Transcribe the records below exactly, leaving out any pictures.

Data in this exercise ▸

-----

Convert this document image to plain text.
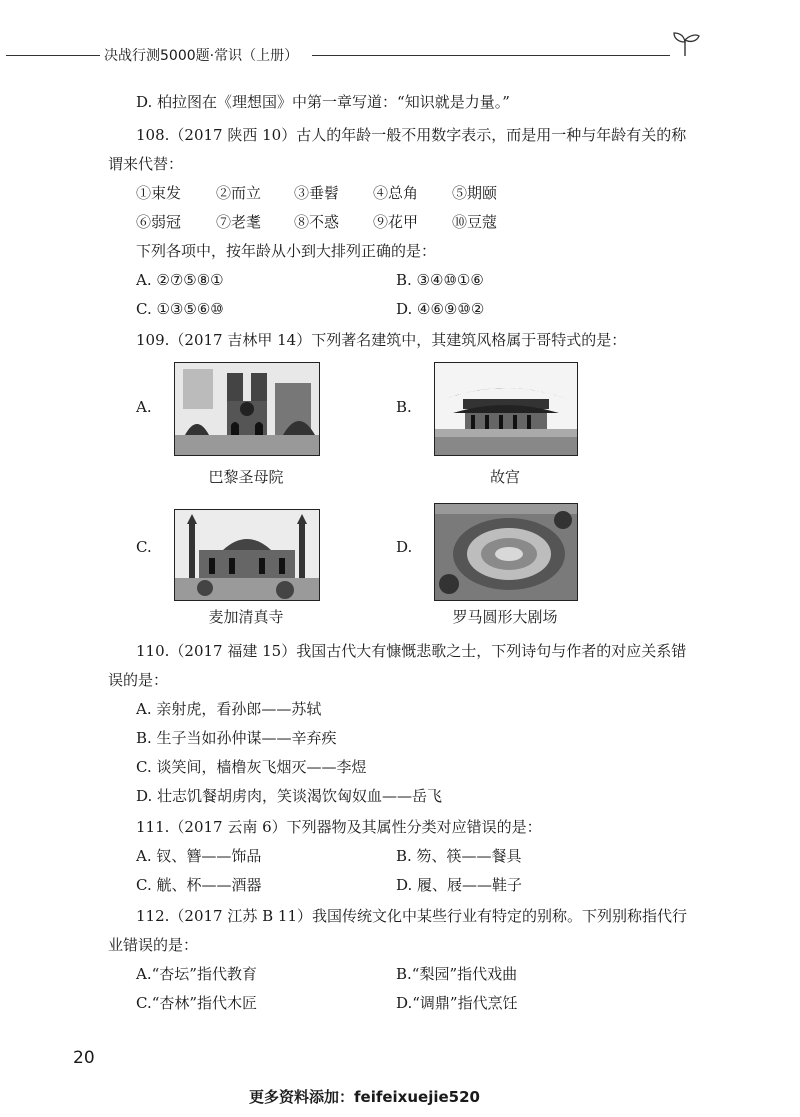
决战行测5000题·常识（上册）
D. 柏拉图在《理想国》中第一章写道：“知识就是力量。”
108.（2017 陕西 10）古人的年龄一般不用数字表示，而是用一种与年龄有关的称
谓来代替：
①束发 ②而立 ③垂髫 ④总角 ⑤期颐
⑥弱冠 ⑦老耄 ⑧不惑 ⑨花甲 ⑩豆蔻
下列各项中，按年龄从小到大排列正确的是：
A. ②⑦⑤⑧①	B. ③④⑩①⑥
C. ①③⑤⑥⑩	D. ④⑥⑨⑩②
109.（2017 吉林甲 14）下列著名建筑中，其建筑风格属于哥特式的是：
A.
巴黎圣母院
B.
故宫
C.
麦加清真寺
D.
罗马圆形大剧场
110.（2017 福建 15）我国古代大有慷慨悲歌之士，下列诗句与作者的对应关系错
误的是：
A. 亲射虎，看孙郎——苏轼
B. 生子当如孙仲谋——辛弃疾
C. 谈笑间，樯橹灰飞烟灭——李煜
D. 壮志饥餐胡虏肉，笑谈渴饮匈奴血——岳飞
111.（2017 云南 6）下列器物及其属性分类对应错误的是：
A. 钗、簪——饰品	B. 笏、筷——餐具
C. 觥、杯——酒器	D. 履、屐——鞋子
112.（2017 江苏 B 11）我国传统文化中某些行业有特定的别称。下列别称指代行
业错误的是：
A.“杏坛”指代教育	B.“梨园”指代戏曲
C.“杏林”指代木匠	D.“调鼎”指代烹饪
20
更多资料添加：feifeixuejie520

-----

Solution for this exercise ▸
Convert this document image to plain text.
决战行测5000题·常识（上册）
D. 柏拉图在《理想国》中第一章写道：“知识就是力量。”
108.（2017 陕西 10）古人的年龄一般不用数字表示，而是用一种与年龄有关的称
谓来代替：
①束发 ②而立 ③垂髫 ④总角 ⑤期颐
⑥弱冠 ⑦老耄 ⑧不惑 ⑨花甲 ⑩豆蔻
下列各项中，按年龄从小到大排列正确的是：
A. ②⑦⑤⑧①	B. ③④⑩①⑥
C. ①③⑤⑥⑩	D. ④⑥⑨⑩②
109.（2017 吉林甲 14）下列著名建筑中，其建筑风格属于哥特式的是：
A.
巴黎圣母院
B.
故宫
C.
麦加清真寺
D.
罗马圆形大剧场
110.（2017 福建 15）我国古代大有慷慨悲歌之士，下列诗句与作者的对应关系错
误的是：
A. 亲射虎，看孙郎——苏轼
B. 生子当如孙仲谋——辛弃疾
C. 谈笑间，樯橹灰飞烟灭——李煜
D. 壮志饥餐胡虏肉，笑谈渴饮匈奴血——岳飞
111.（2017 云南 6）下列器物及其属性分类对应错误的是：
A. 钗、簪——饰品	B. 笏、筷——餐具
C. 觥、杯——酒器	D. 履、屐——鞋子
112.（2017 江苏 B 11）我国传统文化中某些行业有特定的别称。下列别称指代行
业错误的是：
A.“杏坛”指代教育	B.“梨园”指代戏曲
C.“杏林”指代木匠	D.“调鼎”指代烹饪
20
更多资料添加：feifeixuejie520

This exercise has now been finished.